Task details:
Transcribe the records below exactly, leaving out any pictures.

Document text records
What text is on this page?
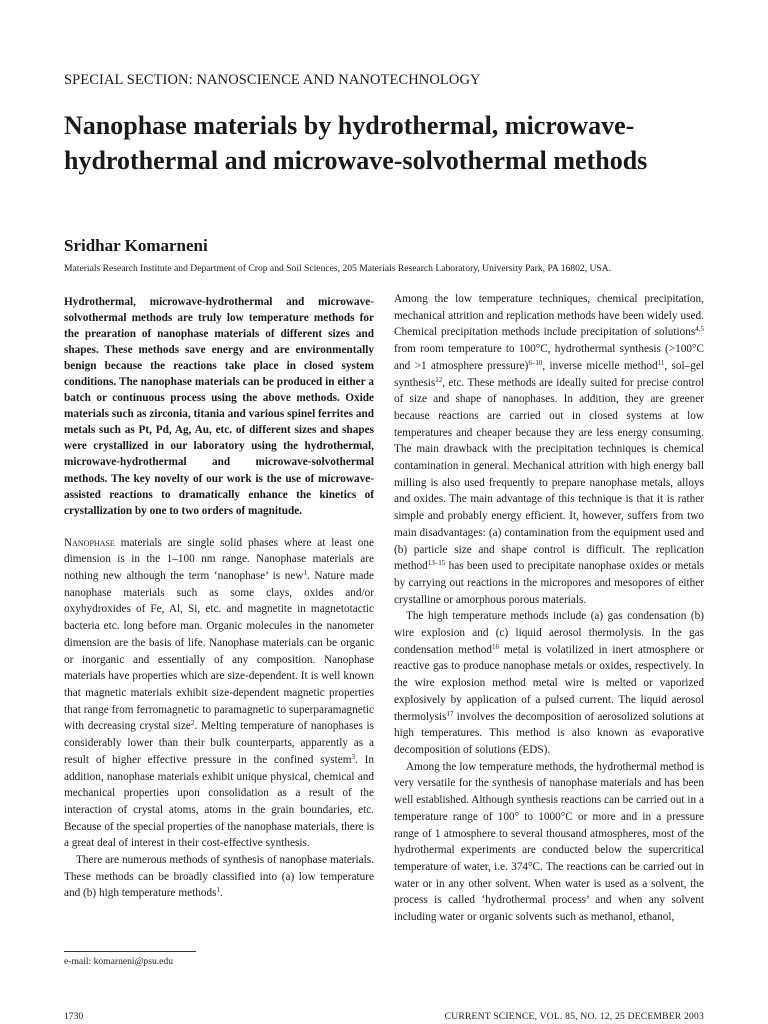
SPECIAL SECTION: NANOSCIENCE AND NANOTECHNOLOGY
Nanophase materials by hydrothermal, microwave-hydrothermal and microwave-solvothermal methods
Sridhar Komarneni
Materials Research Institute and Department of Crop and Soil Sciences, 205 Materials Research Laboratory, University Park, PA 16802, USA.

Hydrothermal, microwave-hydrothermal and microwave-solvothermal methods are truly low temperature methods for the prearation of nanophase materials of different sizes and shapes. These methods save energy and are environmentally benign because the reactions take place in closed system conditions. The nanophase materials can be produced in either a batch or continuous process using the above methods. Oxide materials such as zirconia, titania and various spinel ferrites and metals such as Pt, Pd, Ag, Au, etc. of different sizes and shapes were crystallized in our laboratory using the hydrothermal, microwave-hydrothermal and microwave-solvothermal methods. The key novelty of our work is the use of microwave-assisted reactions to dramatically enhance the kinetics of crystallization by one to two orders of magnitude.

Nanophase materials are single solid phases where at least one dimension is in the 1–100 nm range. Nanophase materials are nothing new although the term ‘nanophase’ is new$^1$. Nature made nanophase materials such as some clays, oxides and/or oxyhydroxides of Fe, Al, Si, etc. and magnetite in magnetotactic bacteria etc. long before man. Organic molecules in the nanometer dimension are the basis of life. Nanophase materials can be organic or inorganic and essentially of any composition. Nanophase materials have properties which are size-dependent. It is well known that magnetic materials exhibit size-dependent magnetic properties that range from ferromagnetic to paramagnetic to superparamagnetic with decreasing crystal size$^2$. Melting temperature of nanophases is considerably lower than their bulk counterparts, apparently as a result of higher effective pressure in the confined system$^3$. In addition, nanophase materials exhibit unique physical, chemical and mechanical properties upon consolidation as a result of the interaction of crystal atoms, atoms in the grain boundaries, etc. Because of the special properties of the nanophase materials, there is a great deal of interest in their cost-effective synthesis.

There are numerous methods of synthesis of nanophase materials. These methods can be broadly classified into (a) low temperature and (b) high temperature methods$^1$.

Among the low temperature techniques, chemical precipitation, mechanical attrition and replication methods have been widely used. Chemical precipitation methods include precipitation of solutions$^{4,5}$ from room temperature to 100°C, hydrothermal synthesis (>100°C and >1 atmosphere pressure)$^{6-10}$, inverse micelle method$^{11}$, sol–gel synthesis$^{12}$, etc. These methods are ideally suited for precise control of size and shape of nanophases. In addition, they are greener because reactions are carried out in closed systems at low temperatures and cheaper because they are less energy consuming. The main drawback with the precipitation techniques is chemical contamination in general. Mechanical attrition with high energy ball milling is also used frequently to prepare nanophase metals, alloys and oxides. The main advantage of this technique is that it is rather simple and probably energy efficient. It, however, suffers from two main disadvantages: (a) contamination from the equipment used and (b) particle size and shape control is difficult. The replication method$^{13-15}$ has been used to precipitate nanophase oxides or metals by carrying out reactions in the micropores and mesopores of either crystalline or amorphous porous materials.

The high temperature methods include (a) gas condensation (b) wire explosion and (c) liquid aerosol thermolysis. In the gas condensation method$^{16}$ metal is volatilized in inert atmosphere or reactive gas to produce nanophase metals or oxides, respectively. In the wire explosion method metal wire is melted or vaporized explosively by application of a pulsed current. The liquid aerosol thermolysis$^{17}$ involves the decomposition of aerosolized solutions at high temperatures. This method is also known as evaporative decomposition of solutions (EDS).

Among the low temperature methods, the hydrothermal method is very versatile for the synthesis of nanophase materials and has been well established. Although synthesis reactions can be carried out in a temperature range of 100° to 1000°C or more and in a pressure range of 1 atmosphere to several thousand atmospheres, most of the hydrothermal experiments are conducted below the supercritical temperature of water, i.e. 374°C. The reactions can be carried out in water or in any other solvent. When water is used as a solvent, the process is called ‘hydrothermal process’ and when any solvent including water or organic solvents such as methanol, ethanol,

e-mail: komarneni@psu.edu
1730	CURRENT SCIENCE, VOL. 85, NO. 12, 25 DECEMBER 2003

Result of this task:
What text is on this page?
SPECIAL SECTION: NANOSCIENCE AND NANOTECHNOLOGY
Nanophase materials by hydrothermal, microwave-hydrothermal and microwave-solvothermal methods
Sridhar Komarneni
Materials Research Institute and Department of Crop and Soil Sciences, 205 Materials Research Laboratory, University Park, PA 16802, USA.

Hydrothermal, microwave-hydrothermal and microwave-solvothermal methods are truly low temperature methods for the prearation of nanophase materials of different sizes and shapes. These methods save energy and are environmentally benign because the reactions take place in closed system conditions. The nanophase materials can be produced in either a batch or continuous process using the above methods. Oxide materials such as zirconia, titania and various spinel ferrites and metals such as Pt, Pd, Ag, Au, etc. of different sizes and shapes were crystallized in our laboratory using the hydrothermal, microwave-hydrothermal and microwave-solvothermal methods. The key novelty of our work is the use of microwave-assisted reactions to dramatically enhance the kinetics of crystallization by one to two orders of magnitude.

Nanophase materials are single solid phases where at least one dimension is in the 1–100 nm range. Nanophase materials are nothing new although the term ‘nanophase’ is new$^1$. Nature made nanophase materials such as some clays, oxides and/or oxyhydroxides of Fe, Al, Si, etc. and magnetite in magnetotactic bacteria etc. long before man. Organic molecules in the nanometer dimension are the basis of life. Nanophase materials can be organic or inorganic and essentially of any composition. Nanophase materials have properties which are size-dependent. It is well known that magnetic materials exhibit size-dependent magnetic properties that range from ferromagnetic to paramagnetic to superparamagnetic with decreasing crystal size$^2$. Melting temperature of nanophases is considerably lower than their bulk counterparts, apparently as a result of higher effective pressure in the confined system$^3$. In addition, nanophase materials exhibit unique physical, chemical and mechanical properties upon consolidation as a result of the interaction of crystal atoms, atoms in the grain boundaries, etc. Because of the special properties of the nanophase materials, there is a great deal of interest in their cost-effective synthesis.

There are numerous methods of synthesis of nanophase materials. These methods can be broadly classified into (a) low temperature and (b) high temperature methods$^1$.

Among the low temperature techniques, chemical precipitation, mechanical attrition and replication methods have been widely used. Chemical precipitation methods include precipitation of solutions$^{4,5}$ from room temperature to 100°C, hydrothermal synthesis (>100°C and >1 atmosphere pressure)$^{6-10}$, inverse micelle method$^{11}$, sol–gel synthesis$^{12}$, etc. These methods are ideally suited for precise control of size and shape of nanophases. In addition, they are greener because reactions are carried out in closed systems at low temperatures and cheaper because they are less energy consuming. The main drawback with the precipitation techniques is chemical contamination in general. Mechanical attrition with high energy ball milling is also used frequently to prepare nanophase metals, alloys and oxides. The main advantage of this technique is that it is rather simple and probably energy efficient. It, however, suffers from two main disadvantages: (a) contamination from the equipment used and (b) particle size and shape control is difficult. The replication method$^{13-15}$ has been used to precipitate nanophase oxides or metals by carrying out reactions in the micropores and mesopores of either crystalline or amorphous porous materials.

The high temperature methods include (a) gas condensation (b) wire explosion and (c) liquid aerosol thermolysis. In the gas condensation method$^{16}$ metal is volatilized in inert atmosphere or reactive gas to produce nanophase metals or oxides, respectively. In the wire explosion method metal wire is melted or vaporized explosively by application of a pulsed current. The liquid aerosol thermolysis$^{17}$ involves the decomposition of aerosolized solutions at high temperatures. This method is also known as evaporative decomposition of solutions (EDS).

Among the low temperature methods, the hydrothermal method is very versatile for the synthesis of nanophase materials and has been well established. Although synthesis reactions can be carried out in a temperature range of 100° to 1000°C or more and in a pressure range of 1 atmosphere to several thousand atmospheres, most of the hydrothermal experiments are conducted below the supercritical temperature of water, i.e. 374°C. The reactions can be carried out in water or in any other solvent. When water is used as a solvent, the process is called ‘hydrothermal process’ and when any solvent including water or organic solvents such as methanol, ethanol,

e-mail: komarneni@psu.edu
1730	CURRENT SCIENCE, VOL. 85, NO. 12, 25 DECEMBER 2003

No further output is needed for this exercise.